* [PROBLEM TO SOLVE] Take each line containing the word "bazında" and copy it.
--- Begin MATERIAL PROVIDED ---
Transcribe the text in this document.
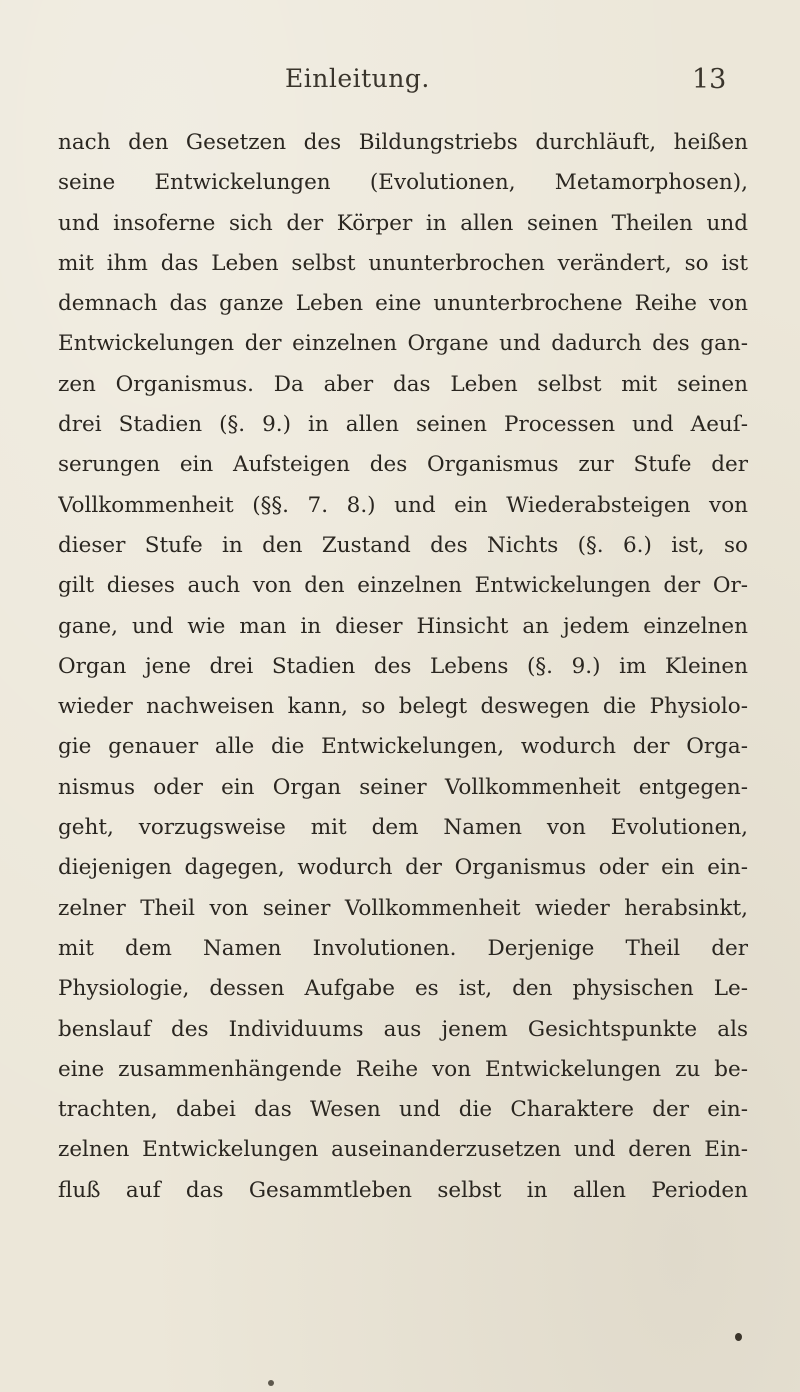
Einleitung.	13
nach den Gesetzen des Bildungstriebs durchläuft, heißen
seine Entwickelungen (Evolutionen, Metamorphosen),
und insoferne sich der Körper in allen seinen Theilen und
mit ihm das Leben selbst ununterbrochen verändert, so ist
demnach das ganze Leben eine ununterbrochene Reihe von
Entwickelungen der einzelnen Organe und dadurch des gan-
zen Organismus. Da aber das Leben selbst mit seinen
drei Stadien (§. 9.) in allen seinen Processen und Aeuſ-
serungen ein Aufsteigen des Organismus zur Stufe der
Vollkommenheit (§§. 7. 8.) und ein Wiederabsteigen von
dieser Stufe in den Zustand des Nichts (§. 6.) ist, so
gilt dieses auch von den einzelnen Entwickelungen der Or-
gane, und wie man in dieser Hinsicht an jedem einzelnen
Organ jene drei Stadien des Lebens (§. 9.) im Kleinen
wieder nachweisen kann, so belegt deswegen die Physiolo-
gie genauer alle die Entwickelungen, wodurch der Orga-
nismus oder ein Organ seiner Vollkommenheit entgegen-
geht, vorzugsweise mit dem Namen von Evolutionen,
diejenigen dagegen, wodurch der Organismus oder ein ein-
zelner Theil von seiner Vollkommenheit wieder herabsinkt,
mit dem Namen Involutionen. Derjenige Theil der
Physiologie, dessen Aufgabe es ist, den physischen Le-
benslauf des Individuums aus jenem Gesichtspunkte als
eine zusammenhängende Reihe von Entwickelungen zu be-
trachten, dabei das Wesen und die Charaktere der ein-
zelnen Entwickelungen auseinanderzusetzen und deren Ein-
fluß auf das Gesammtleben selbst in allen Perioden
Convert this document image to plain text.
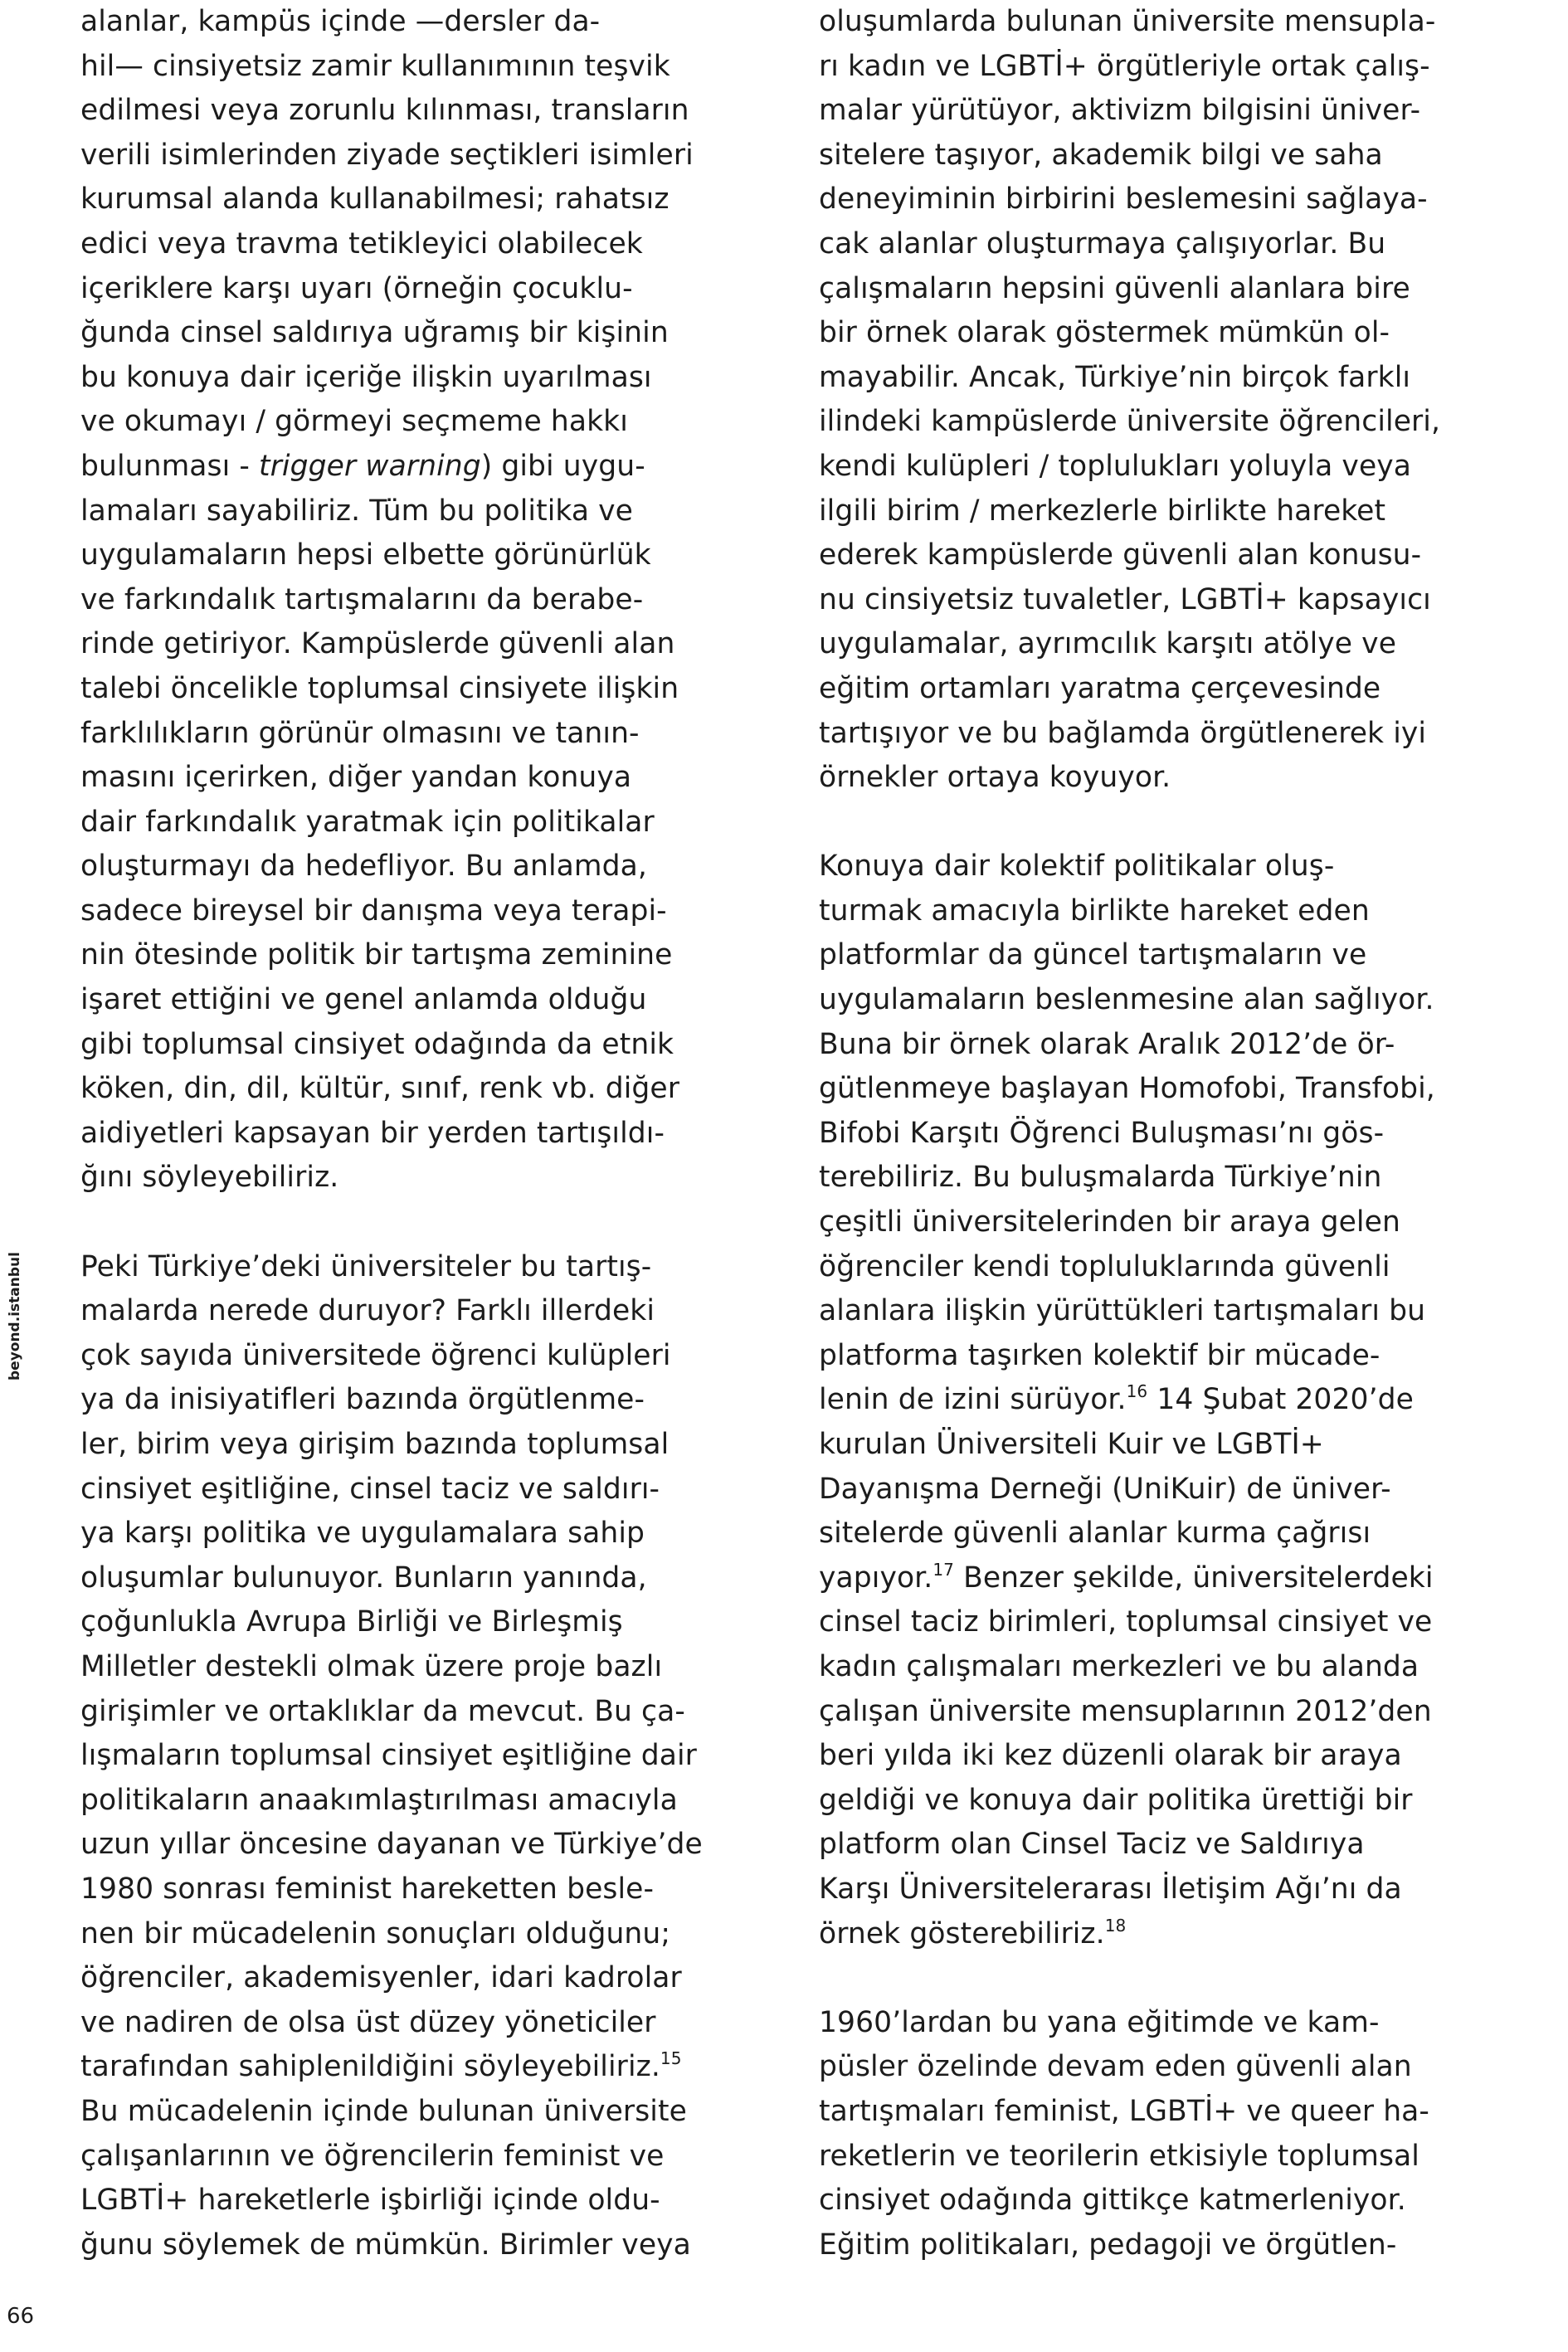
alanlar, kampüs içinde —dersler da-
hil— cinsiyetsiz zamir kullanımının teşvik
edilmesi veya zorunlu kılınması, transların
verili isimlerinden ziyade seçtikleri isimleri
kurumsal alanda kullanabilmesi; rahatsız
edici veya travma tetikleyici olabilecek
içeriklere karşı uyarı (örneğin çocuklu-
ğunda cinsel saldırıya uğramış bir kişinin
bu konuya dair içeriğe ilişkin uyarılması
ve okumayı / görmeyi seçmeme hakkı
bulunması - trigger warning) gibi uygu-
lamaları sayabiliriz. Tüm bu politika ve
uygulamaların hepsi elbette görünürlük
ve farkındalık tartışmalarını da berabe-
rinde getiriyor. Kampüslerde güvenli alan
talebi öncelikle toplumsal cinsiyete ilişkin
farklılıkların görünür olmasını ve tanın-
masını içerirken, diğer yandan konuya
dair farkındalık yaratmak için politikalar
oluşturmayı da hedefliyor. Bu anlamda,
sadece bireysel bir danışma veya terapi-
nin ötesinde politik bir tartışma zeminine
işaret ettiğini ve genel anlamda olduğu
gibi toplumsal cinsiyet odağında da etnik
köken, din, dil, kültür, sınıf, renk vb. diğer
aidiyetleri kapsayan bir yerden tartışıldı-
ğını söyleyebiliriz.
Peki Türkiye’deki üniversiteler bu tartış-
malarda nerede duruyor? Farklı illerdeki
çok sayıda üniversitede öğrenci kulüpleri
ya da inisiyatifleri bazında örgütlenme-
ler, birim veya girişim bazında toplumsal
cinsiyet eşitliğine, cinsel taciz ve saldırı-
ya karşı politika ve uygulamalara sahip
oluşumlar bulunuyor. Bunların yanında,
çoğunlukla Avrupa Birliği ve Birleşmiş
Milletler destekli olmak üzere proje bazlı
girişimler ve ortaklıklar da mevcut. Bu ça-
lışmaların toplumsal cinsiyet eşitliğine dair
politikaların anaakımlaştırılması amacıyla
uzun yıllar öncesine dayanan ve Türkiye’de
1980 sonrası feminist hareketten besle-
nen bir mücadelenin sonuçları olduğunu;
öğrenciler, akademisyenler, idari kadrolar
ve nadiren de olsa üst düzey yöneticiler
tarafından sahiplenildiğini söyleyebiliriz.$^{15}$
Bu mücadelenin içinde bulunan üniversite
çalışanlarının ve öğrencilerin feminist ve
LGBTİ+ hareketlerle işbirliği içinde oldu-
ğunu söylemek de mümkün. Birimler veya
oluşumlarda bulunan üniversite mensupla-
rı kadın ve LGBTİ+ örgütleriyle ortak çalış-
malar yürütüyor, aktivizm bilgisini üniver-
sitelere taşıyor, akademik bilgi ve saha
deneyiminin birbirini beslemesini sağlaya-
cak alanlar oluşturmaya çalışıyorlar. Bu
çalışmaların hepsini güvenli alanlara bire
bir örnek olarak göstermek mümkün ol-
mayabilir. Ancak, Türkiye’nin birçok farklı
ilindeki kampüslerde üniversite öğrencileri,
kendi kulüpleri / toplulukları yoluyla veya
ilgili birim / merkezlerle birlikte hareket
ederek kampüslerde güvenli alan konusu-
nu cinsiyetsiz tuvaletler, LGBTİ+ kapsayıcı
uygulamalar, ayrımcılık karşıtı atölye ve
eğitim ortamları yaratma çerçevesinde
tartışıyor ve bu bağlamda örgütlenerek iyi
örnekler ortaya koyuyor.
Konuya dair kolektif politikalar oluş-
turmak amacıyla birlikte hareket eden
platformlar da güncel tartışmaların ve
uygulamaların beslenmesine alan sağlıyor.
Buna bir örnek olarak Aralık 2012’de ör-
gütlenmeye başlayan Homofobi, Transfobi,
Bifobi Karşıtı Öğrenci Buluşması’nı gös-
terebiliriz. Bu buluşmalarda Türkiye’nin
çeşitli üniversitelerinden bir araya gelen
öğrenciler kendi topluluklarında güvenli
alanlara ilişkin yürüttükleri tartışmaları bu
platforma taşırken kolektif bir mücade-
lenin de izini sürüyor.$^{16}$ 14 Şubat 2020’de
kurulan Üniversiteli Kuir ve LGBTİ+
Dayanışma Derneği (UniKuir) de üniver-
sitelerde güvenli alanlar kurma çağrısı
yapıyor.$^{17}$ Benzer şekilde, üniversitelerdeki
cinsel taciz birimleri, toplumsal cinsiyet ve
kadın çalışmaları merkezleri ve bu alanda
çalışan üniversite mensuplarının 2012’den
beri yılda iki kez düzenli olarak bir araya
geldiği ve konuya dair politika ürettiği bir
platform olan Cinsel Taciz ve Saldırıya
Karşı Üniversitelerarası İletişim Ağı’nı da
örnek gösterebiliriz.$^{18}$
1960’lardan bu yana eğitimde ve kam-
püsler özelinde devam eden güvenli alan
tartışmaları feminist, LGBTİ+ ve queer ha-
reketlerin ve teorilerin etkisiyle toplumsal
cinsiyet odağında gittikçe katmerleniyor.
Eğitim politikaları, pedagoji ve örgütlen-
beyond.istanbul
66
--- End MATERIAL PROVIDED ---
* [REPLY TO THE TASK]
ya da inisiyatifleri bazında örgütlenme-
ler, birim veya girişim bazında toplumsal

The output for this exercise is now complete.